#### TASK PROMPT
Give back the entire listing verbatim.

#### EXERCISE DATA

## begin

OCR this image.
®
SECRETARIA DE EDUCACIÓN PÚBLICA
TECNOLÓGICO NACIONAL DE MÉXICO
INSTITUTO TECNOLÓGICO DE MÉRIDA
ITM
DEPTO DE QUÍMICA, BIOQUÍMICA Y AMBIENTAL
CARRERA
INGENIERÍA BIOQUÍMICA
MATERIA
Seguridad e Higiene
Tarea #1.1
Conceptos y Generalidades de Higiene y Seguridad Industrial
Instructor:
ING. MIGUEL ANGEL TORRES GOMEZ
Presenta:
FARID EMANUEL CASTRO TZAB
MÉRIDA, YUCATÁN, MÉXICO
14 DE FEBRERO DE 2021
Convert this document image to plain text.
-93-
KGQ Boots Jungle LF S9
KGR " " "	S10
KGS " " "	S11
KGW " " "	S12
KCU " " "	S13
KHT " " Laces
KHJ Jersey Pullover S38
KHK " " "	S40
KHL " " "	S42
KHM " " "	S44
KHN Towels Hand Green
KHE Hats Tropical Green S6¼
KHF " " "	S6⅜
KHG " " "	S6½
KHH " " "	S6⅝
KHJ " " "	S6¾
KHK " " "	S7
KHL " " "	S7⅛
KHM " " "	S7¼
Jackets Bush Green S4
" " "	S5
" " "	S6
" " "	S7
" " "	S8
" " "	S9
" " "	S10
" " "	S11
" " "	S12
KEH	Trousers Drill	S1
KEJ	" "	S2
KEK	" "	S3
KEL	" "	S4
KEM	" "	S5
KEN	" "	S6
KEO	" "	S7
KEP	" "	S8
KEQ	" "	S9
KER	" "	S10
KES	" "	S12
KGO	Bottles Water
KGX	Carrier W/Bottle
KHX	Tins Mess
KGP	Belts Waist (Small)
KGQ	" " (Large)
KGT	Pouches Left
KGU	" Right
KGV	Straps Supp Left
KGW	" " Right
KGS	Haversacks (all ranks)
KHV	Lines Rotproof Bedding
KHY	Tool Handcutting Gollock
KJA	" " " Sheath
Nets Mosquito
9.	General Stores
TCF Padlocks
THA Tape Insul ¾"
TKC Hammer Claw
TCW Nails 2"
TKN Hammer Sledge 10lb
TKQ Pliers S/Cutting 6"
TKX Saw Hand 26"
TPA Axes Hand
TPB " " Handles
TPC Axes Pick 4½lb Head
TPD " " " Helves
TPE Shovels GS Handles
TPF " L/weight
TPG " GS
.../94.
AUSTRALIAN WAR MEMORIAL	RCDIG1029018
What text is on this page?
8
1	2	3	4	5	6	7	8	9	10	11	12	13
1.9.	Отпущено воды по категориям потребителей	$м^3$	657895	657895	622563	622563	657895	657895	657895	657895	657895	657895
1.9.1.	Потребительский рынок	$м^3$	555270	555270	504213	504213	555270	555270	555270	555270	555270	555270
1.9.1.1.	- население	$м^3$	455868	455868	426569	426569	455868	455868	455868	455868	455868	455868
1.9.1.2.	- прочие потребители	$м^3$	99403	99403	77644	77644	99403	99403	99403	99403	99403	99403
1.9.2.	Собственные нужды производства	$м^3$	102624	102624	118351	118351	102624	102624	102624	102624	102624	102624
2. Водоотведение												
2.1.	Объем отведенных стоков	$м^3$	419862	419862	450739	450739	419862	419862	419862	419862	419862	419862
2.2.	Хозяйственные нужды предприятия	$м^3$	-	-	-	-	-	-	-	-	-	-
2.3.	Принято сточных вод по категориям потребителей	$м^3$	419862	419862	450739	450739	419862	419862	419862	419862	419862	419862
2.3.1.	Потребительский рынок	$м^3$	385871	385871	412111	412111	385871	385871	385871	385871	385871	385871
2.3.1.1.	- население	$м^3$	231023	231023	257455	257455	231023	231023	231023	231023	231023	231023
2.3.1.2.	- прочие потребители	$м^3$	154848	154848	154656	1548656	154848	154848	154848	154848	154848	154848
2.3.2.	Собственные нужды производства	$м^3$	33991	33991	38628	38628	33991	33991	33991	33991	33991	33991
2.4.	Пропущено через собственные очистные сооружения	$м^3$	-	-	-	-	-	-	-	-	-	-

## end

#### CORRECT OUTPUT
OCR this image.
®
SECRETARIA DE EDUCACIÓN PÚBLICA
TECNOLÓGICO NACIONAL DE MÉXICO
INSTITUTO TECNOLÓGICO DE MÉRIDA
ITM
DEPTO DE QUÍMICA, BIOQUÍMICA Y AMBIENTAL
CARRERA
INGENIERÍA BIOQUÍMICA
MATERIA
Seguridad e Higiene
Tarea #1.1
Conceptos y Generalidades de Higiene y Seguridad Industrial
Instructor:
ING. MIGUEL ANGEL TORRES GOMEZ
Presenta:
FARID EMANUEL CASTRO TZAB
MÉRIDA, YUCATÁN, MÉXICO
14 DE FEBRERO DE 2021
Convert this document image to plain text.
-93-
KGQ Boots Jungle LF S9
KGR " " "	S10
KGS " " "	S11
KGW " " "	S12
KCU " " "	S13
KHT " " Laces
KHJ Jersey Pullover S38
KHK " " "	S40
KHL " " "	S42
KHM " " "	S44
KHN Towels Hand Green
KHE Hats Tropical Green S6¼
KHF " " "	S6⅜
KHG " " "	S6½
KHH " " "	S6⅝
KHJ " " "	S6¾
KHK " " "	S7
KHL " " "	S7⅛
KHM " " "	S7¼
Jackets Bush Green S4
" " "	S5
" " "	S6
" " "	S7
" " "	S8
" " "	S9
" " "	S10
" " "	S11
" " "	S12
KEH	Trousers Drill	S1
KEJ	" "	S2
KEK	" "	S3
KEL	" "	S4
KEM	" "	S5
KEN	" "	S6
KEO	" "	S7
KEP	" "	S8
KEQ	" "	S9
KER	" "	S10
KES	" "	S12
KGO	Bottles Water
KGX	Carrier W/Bottle
KHX	Tins Mess
KGP	Belts Waist (Small)
KGQ	" " (Large)
KGT	Pouches Left
KGU	" Right
KGV	Straps Supp Left
KGW	" " Right
KGS	Haversacks (all ranks)
KHV	Lines Rotproof Bedding
KHY	Tool Handcutting Gollock
KJA	" " " Sheath
Nets Mosquito
9.	General Stores
TCF Padlocks
THA Tape Insul ¾"
TKC Hammer Claw
TCW Nails 2"
TKN Hammer Sledge 10lb
TKQ Pliers S/Cutting 6"
TKX Saw Hand 26"
TPA Axes Hand
TPB " " Handles
TPC Axes Pick 4½lb Head
TPD " " " Helves
TPE Shovels GS Handles
TPF " L/weight
TPG " GS
.../94.
AUSTRALIAN WAR MEMORIAL	RCDIG1029018
What text is on this page?
8
1	2	3	4	5	6	7	8	9	10	11	12	13
1.9.	Отпущено воды по категориям потребителей	$м^3$	657895	657895	622563	622563	657895	657895	657895	657895	657895	657895
1.9.1.	Потребительский рынок	$м^3$	555270	555270	504213	504213	555270	555270	555270	555270	555270	555270
1.9.1.1.	- население	$м^3$	455868	455868	426569	426569	455868	455868	455868	455868	455868	455868
1.9.1.2.	- прочие потребители	$м^3$	99403	99403	77644	77644	99403	99403	99403	99403	99403	99403
1.9.2.	Собственные нужды производства	$м^3$	102624	102624	118351	118351	102624	102624	102624	102624	102624	102624
2. Водоотведение												
2.1.	Объем отведенных стоков	$м^3$	419862	419862	450739	450739	419862	419862	419862	419862	419862	419862
2.2.	Хозяйственные нужды предприятия	$м^3$	-	-	-	-	-	-	-	-	-	-
2.3.	Принято сточных вод по категориям потребителей	$м^3$	419862	419862	450739	450739	419862	419862	419862	419862	419862	419862
2.3.1.	Потребительский рынок	$м^3$	385871	385871	412111	412111	385871	385871	385871	385871	385871	385871
2.3.1.1.	- население	$м^3$	231023	231023	257455	257455	231023	231023	231023	231023	231023	231023
2.3.1.2.	- прочие потребители	$м^3$	154848	154848	154656	1548656	154848	154848	154848	154848	154848	154848
2.3.2.	Собственные нужды производства	$м^3$	33991	33991	38628	38628	33991	33991	33991	33991	33991	33991
2.4.	Пропущено через собственные очистные сооружения	$м^3$	-	-	-	-	-	-	-	-	-	-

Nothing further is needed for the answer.